## Dataset extract
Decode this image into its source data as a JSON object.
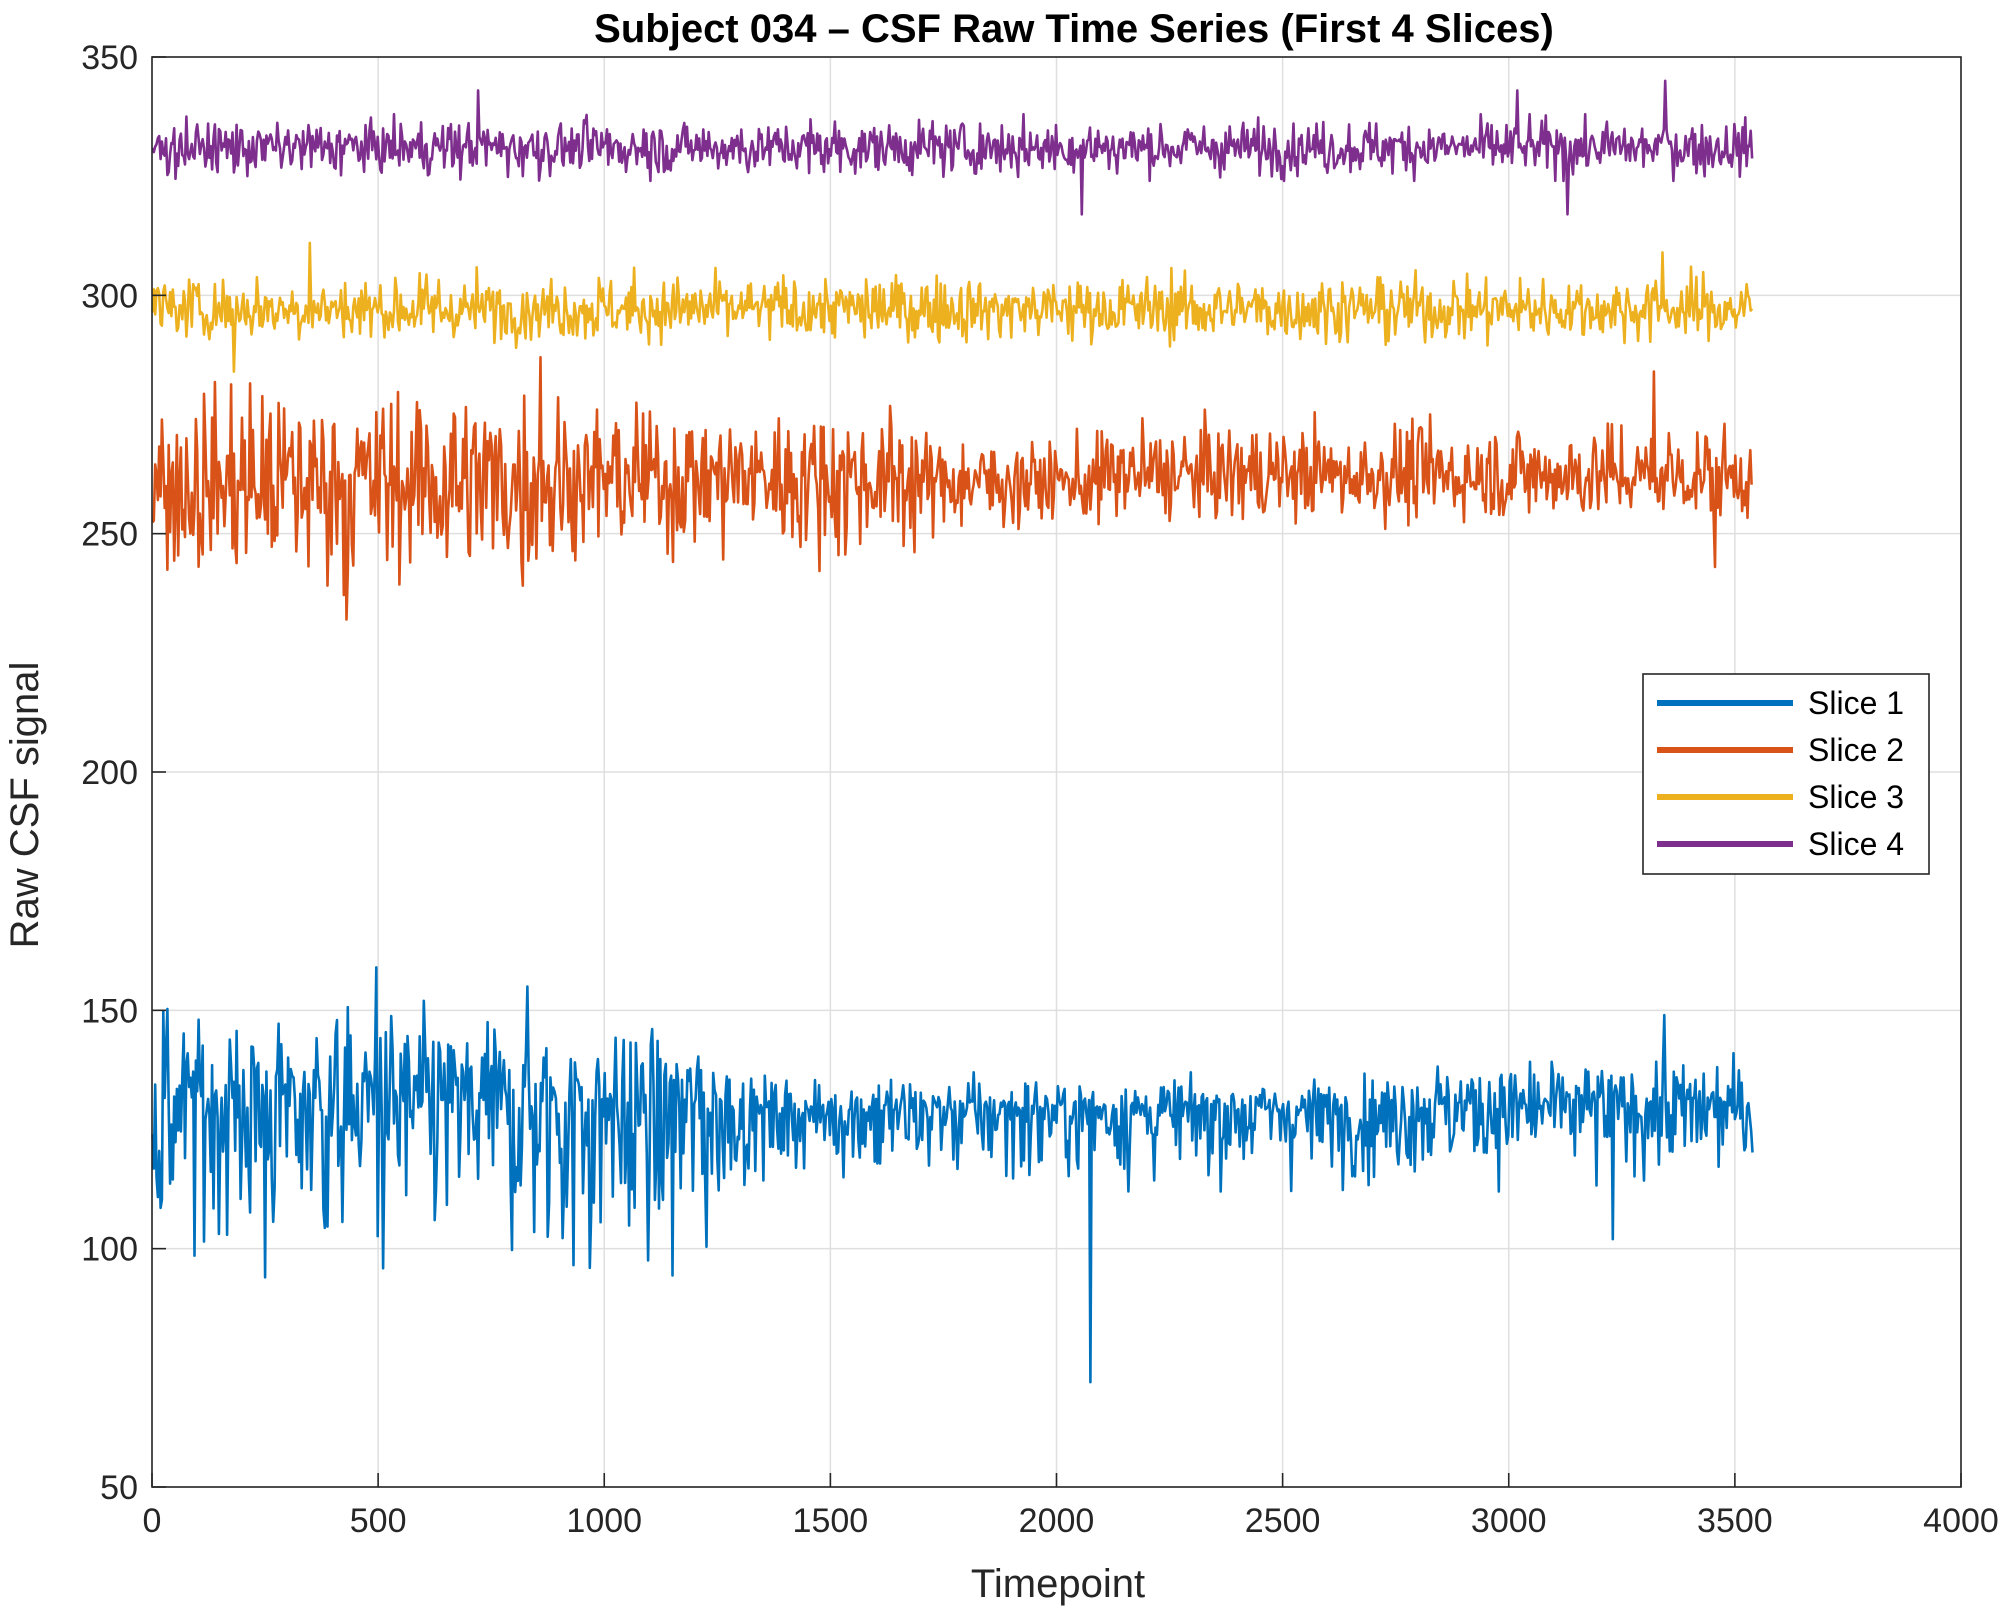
{
  "chart_data": {
    "type": "line",
    "title": "Subject 034 – CSF Raw Time Series (First 4 Slices)",
    "xlabel": "Timepoint",
    "ylabel": "Raw CSF signal",
    "xlim": [
      0,
      4000
    ],
    "ylim": [
      50,
      350
    ],
    "xticks": [
      0,
      500,
      1000,
      1500,
      2000,
      2500,
      3000,
      3500,
      4000
    ],
    "yticks": [
      50,
      100,
      150,
      200,
      250,
      300,
      350
    ],
    "x_range": [
      1,
      3540
    ],
    "grid": true,
    "legend_position": "right",
    "series": [
      {
        "name": "Slice 1",
        "color": "#0072BD",
        "segments": [
          {
            "x0": 1,
            "x1": 800,
            "mean": 131,
            "high": 152,
            "low": 94
          },
          {
            "x0": 800,
            "x1": 1280,
            "mean": 130,
            "high": 148,
            "low": 88
          },
          {
            "x0": 1280,
            "x1": 2750,
            "mean": 129,
            "high": 137,
            "low": 112
          },
          {
            "x0": 2750,
            "x1": 3540,
            "mean": 130,
            "high": 141,
            "low": 112
          }
        ],
        "spikes": [
          {
            "x": 250,
            "y": 94
          },
          {
            "x": 497,
            "y": 159
          },
          {
            "x": 830,
            "y": 155
          },
          {
            "x": 2075,
            "y": 72
          },
          {
            "x": 3230,
            "y": 102
          },
          {
            "x": 3345,
            "y": 149
          }
        ]
      },
      {
        "name": "Slice 2",
        "color": "#D95319",
        "segments": [
          {
            "x0": 1,
            "x1": 900,
            "mean": 261,
            "high": 285,
            "low": 235
          },
          {
            "x0": 900,
            "x1": 1700,
            "mean": 262,
            "high": 279,
            "low": 242
          },
          {
            "x0": 1700,
            "x1": 2100,
            "mean": 261,
            "high": 272,
            "low": 249
          },
          {
            "x0": 2100,
            "x1": 3540,
            "mean": 262,
            "high": 276,
            "low": 251
          }
        ],
        "spikes": [
          {
            "x": 430,
            "y": 232
          },
          {
            "x": 860,
            "y": 287
          },
          {
            "x": 3320,
            "y": 284
          },
          {
            "x": 3455,
            "y": 243
          }
        ]
      },
      {
        "name": "Slice 3",
        "color": "#EDB120",
        "segments": [
          {
            "x0": 1,
            "x1": 3540,
            "mean": 297,
            "high": 306,
            "low": 289
          }
        ],
        "spikes": [
          {
            "x": 350,
            "y": 311
          },
          {
            "x": 180,
            "y": 284
          },
          {
            "x": 3340,
            "y": 309
          }
        ]
      },
      {
        "name": "Slice 4",
        "color": "#7E2F8E",
        "segments": [
          {
            "x0": 1,
            "x1": 3540,
            "mean": 331,
            "high": 338,
            "low": 324
          }
        ],
        "spikes": [
          {
            "x": 720,
            "y": 343
          },
          {
            "x": 2055,
            "y": 317
          },
          {
            "x": 3130,
            "y": 317
          },
          {
            "x": 3345,
            "y": 345
          },
          {
            "x": 3020,
            "y": 343
          }
        ]
      }
    ]
  }
}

## Task details
Each entry above is to be written out again unchanged, apart from the pictures, which are left out.

## Reply
Decode this image into its source data as a JSON object.
{
  "chart_data": {
    "type": "line",
    "title": "Subject 034 – CSF Raw Time Series (First 4 Slices)",
    "xlabel": "Timepoint",
    "ylabel": "Raw CSF signal",
    "xlim": [
      0,
      4000
    ],
    "ylim": [
      50,
      350
    ],
    "xticks": [
      0,
      500,
      1000,
      1500,
      2000,
      2500,
      3000,
      3500,
      4000
    ],
    "yticks": [
      50,
      100,
      150,
      200,
      250,
      300,
      350
    ],
    "x_range": [
      1,
      3540
    ],
    "grid": true,
    "legend_position": "right",
    "series": [
      {
        "name": "Slice 1",
        "color": "#0072BD",
        "segments": [
          {
            "x0": 1,
            "x1": 800,
            "mean": 131,
            "high": 152,
            "low": 94
          },
          {
            "x0": 800,
            "x1": 1280,
            "mean": 130,
            "high": 148,
            "low": 88
          },
          {
            "x0": 1280,
            "x1": 2750,
            "mean": 129,
            "high": 137,
            "low": 112
          },
          {
            "x0": 2750,
            "x1": 3540,
            "mean": 130,
            "high": 141,
            "low": 112
          }
        ],
        "spikes": [
          {
            "x": 250,
            "y": 94
          },
          {
            "x": 497,
            "y": 159
          },
          {
            "x": 830,
            "y": 155
          },
          {
            "x": 2075,
            "y": 72
          },
          {
            "x": 3230,
            "y": 102
          },
          {
            "x": 3345,
            "y": 149
          }
        ]
      },
      {
        "name": "Slice 2",
        "color": "#D95319",
        "segments": [
          {
            "x0": 1,
            "x1": 900,
            "mean": 261,
            "high": 285,
            "low": 235
          },
          {
            "x0": 900,
            "x1": 1700,
            "mean": 262,
            "high": 279,
            "low": 242
          },
          {
            "x0": 1700,
            "x1": 2100,
            "mean": 261,
            "high": 272,
            "low": 249
          },
          {
            "x0": 2100,
            "x1": 3540,
            "mean": 262,
            "high": 276,
            "low": 251
          }
        ],
        "spikes": [
          {
            "x": 430,
            "y": 232
          },
          {
            "x": 860,
            "y": 287
          },
          {
            "x": 3320,
            "y": 284
          },
          {
            "x": 3455,
            "y": 243
          }
        ]
      },
      {
        "name": "Slice 3",
        "color": "#EDB120",
        "segments": [
          {
            "x0": 1,
            "x1": 3540,
            "mean": 297,
            "high": 306,
            "low": 289
          }
        ],
        "spikes": [
          {
            "x": 350,
            "y": 311
          },
          {
            "x": 180,
            "y": 284
          },
          {
            "x": 3340,
            "y": 309
          }
        ]
      },
      {
        "name": "Slice 4",
        "color": "#7E2F8E",
        "segments": [
          {
            "x0": 1,
            "x1": 3540,
            "mean": 331,
            "high": 338,
            "low": 324
          }
        ],
        "spikes": [
          {
            "x": 720,
            "y": 343
          },
          {
            "x": 2055,
            "y": 317
          },
          {
            "x": 3130,
            "y": 317
          },
          {
            "x": 3345,
            "y": 345
          },
          {
            "x": 3020,
            "y": 343
          }
        ]
      }
    ]
  }
}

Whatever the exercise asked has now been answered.